**TASK INSTRUCTIONS**
Show each line that has the string "Estimate" in it.

**SUPPLIED ENTRIES**

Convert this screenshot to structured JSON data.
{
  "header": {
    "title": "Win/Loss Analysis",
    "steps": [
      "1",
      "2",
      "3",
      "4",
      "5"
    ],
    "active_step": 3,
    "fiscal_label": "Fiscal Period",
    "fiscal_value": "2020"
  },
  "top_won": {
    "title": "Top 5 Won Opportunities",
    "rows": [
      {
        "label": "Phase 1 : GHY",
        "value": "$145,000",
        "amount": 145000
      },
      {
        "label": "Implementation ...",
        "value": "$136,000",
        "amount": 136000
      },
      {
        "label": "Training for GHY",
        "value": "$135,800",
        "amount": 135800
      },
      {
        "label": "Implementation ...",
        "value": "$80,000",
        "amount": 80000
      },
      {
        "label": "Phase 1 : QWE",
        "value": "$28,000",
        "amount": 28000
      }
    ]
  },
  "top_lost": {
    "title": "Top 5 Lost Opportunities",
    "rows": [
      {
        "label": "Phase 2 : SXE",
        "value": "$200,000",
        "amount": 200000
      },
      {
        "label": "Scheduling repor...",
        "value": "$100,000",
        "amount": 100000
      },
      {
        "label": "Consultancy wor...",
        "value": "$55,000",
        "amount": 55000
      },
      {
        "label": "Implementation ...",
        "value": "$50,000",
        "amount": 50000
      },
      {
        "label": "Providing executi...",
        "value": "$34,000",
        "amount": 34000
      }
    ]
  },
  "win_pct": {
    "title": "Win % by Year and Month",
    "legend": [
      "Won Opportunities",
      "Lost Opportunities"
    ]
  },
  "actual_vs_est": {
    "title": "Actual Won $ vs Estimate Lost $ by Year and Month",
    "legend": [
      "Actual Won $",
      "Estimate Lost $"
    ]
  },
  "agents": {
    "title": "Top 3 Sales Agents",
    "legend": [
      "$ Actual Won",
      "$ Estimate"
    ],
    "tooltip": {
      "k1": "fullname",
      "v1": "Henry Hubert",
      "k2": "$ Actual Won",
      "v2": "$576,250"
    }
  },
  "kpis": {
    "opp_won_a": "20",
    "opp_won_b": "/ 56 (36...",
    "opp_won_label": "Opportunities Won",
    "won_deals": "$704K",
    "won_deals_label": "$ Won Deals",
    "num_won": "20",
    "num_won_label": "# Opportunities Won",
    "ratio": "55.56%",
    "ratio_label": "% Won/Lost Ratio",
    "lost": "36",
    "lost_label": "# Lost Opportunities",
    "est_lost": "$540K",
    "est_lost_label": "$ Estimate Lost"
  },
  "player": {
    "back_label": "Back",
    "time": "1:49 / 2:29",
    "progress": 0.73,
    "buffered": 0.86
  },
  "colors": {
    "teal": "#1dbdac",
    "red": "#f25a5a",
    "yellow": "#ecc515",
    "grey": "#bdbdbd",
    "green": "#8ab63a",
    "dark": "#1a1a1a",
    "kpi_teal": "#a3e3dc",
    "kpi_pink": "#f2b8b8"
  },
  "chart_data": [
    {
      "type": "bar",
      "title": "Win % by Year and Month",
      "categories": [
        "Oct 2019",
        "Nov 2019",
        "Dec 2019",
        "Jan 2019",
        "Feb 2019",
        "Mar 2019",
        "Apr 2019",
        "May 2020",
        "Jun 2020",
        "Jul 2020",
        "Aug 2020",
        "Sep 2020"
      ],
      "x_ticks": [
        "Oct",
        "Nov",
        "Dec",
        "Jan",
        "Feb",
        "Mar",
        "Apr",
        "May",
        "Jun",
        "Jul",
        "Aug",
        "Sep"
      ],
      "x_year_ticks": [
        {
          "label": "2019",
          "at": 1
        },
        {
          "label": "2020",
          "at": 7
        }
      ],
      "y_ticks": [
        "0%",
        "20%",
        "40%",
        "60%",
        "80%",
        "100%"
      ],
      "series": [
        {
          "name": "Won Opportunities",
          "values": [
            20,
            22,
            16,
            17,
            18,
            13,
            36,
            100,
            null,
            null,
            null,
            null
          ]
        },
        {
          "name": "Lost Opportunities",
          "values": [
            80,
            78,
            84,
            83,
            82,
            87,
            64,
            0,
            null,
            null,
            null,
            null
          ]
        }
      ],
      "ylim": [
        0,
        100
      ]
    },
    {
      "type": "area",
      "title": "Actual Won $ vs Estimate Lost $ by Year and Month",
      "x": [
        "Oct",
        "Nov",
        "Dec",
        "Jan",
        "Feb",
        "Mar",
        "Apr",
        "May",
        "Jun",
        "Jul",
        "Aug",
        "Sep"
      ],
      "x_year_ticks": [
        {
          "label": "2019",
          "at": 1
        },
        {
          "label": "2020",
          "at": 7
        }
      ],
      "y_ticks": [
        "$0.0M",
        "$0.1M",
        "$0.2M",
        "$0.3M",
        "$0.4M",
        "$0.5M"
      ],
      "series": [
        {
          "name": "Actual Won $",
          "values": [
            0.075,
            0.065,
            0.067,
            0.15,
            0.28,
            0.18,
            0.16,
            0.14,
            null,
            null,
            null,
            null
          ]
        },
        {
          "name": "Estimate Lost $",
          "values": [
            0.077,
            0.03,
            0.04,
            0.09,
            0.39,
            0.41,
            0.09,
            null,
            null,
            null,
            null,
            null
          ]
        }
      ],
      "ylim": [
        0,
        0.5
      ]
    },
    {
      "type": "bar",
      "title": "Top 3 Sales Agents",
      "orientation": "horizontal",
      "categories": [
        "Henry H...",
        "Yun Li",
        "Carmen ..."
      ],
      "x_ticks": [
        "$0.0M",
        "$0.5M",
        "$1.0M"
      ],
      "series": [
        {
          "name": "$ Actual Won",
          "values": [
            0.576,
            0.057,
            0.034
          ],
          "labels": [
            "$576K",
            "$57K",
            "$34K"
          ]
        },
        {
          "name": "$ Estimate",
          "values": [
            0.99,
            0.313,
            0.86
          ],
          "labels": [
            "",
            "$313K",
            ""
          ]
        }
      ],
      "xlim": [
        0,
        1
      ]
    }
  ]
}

**FINAL RESULT**
    "title": "Actual Won $ vs Estimate Lost $ by Year and Month",
      "Estimate Lost $"
      "$ Estimate"
    "est_lost_label": "$ Estimate Lost"
      "title": "Actual Won $ vs Estimate Lost $ by Year and Month",
          "name": "Estimate Lost $",
          "name": "$ Estimate",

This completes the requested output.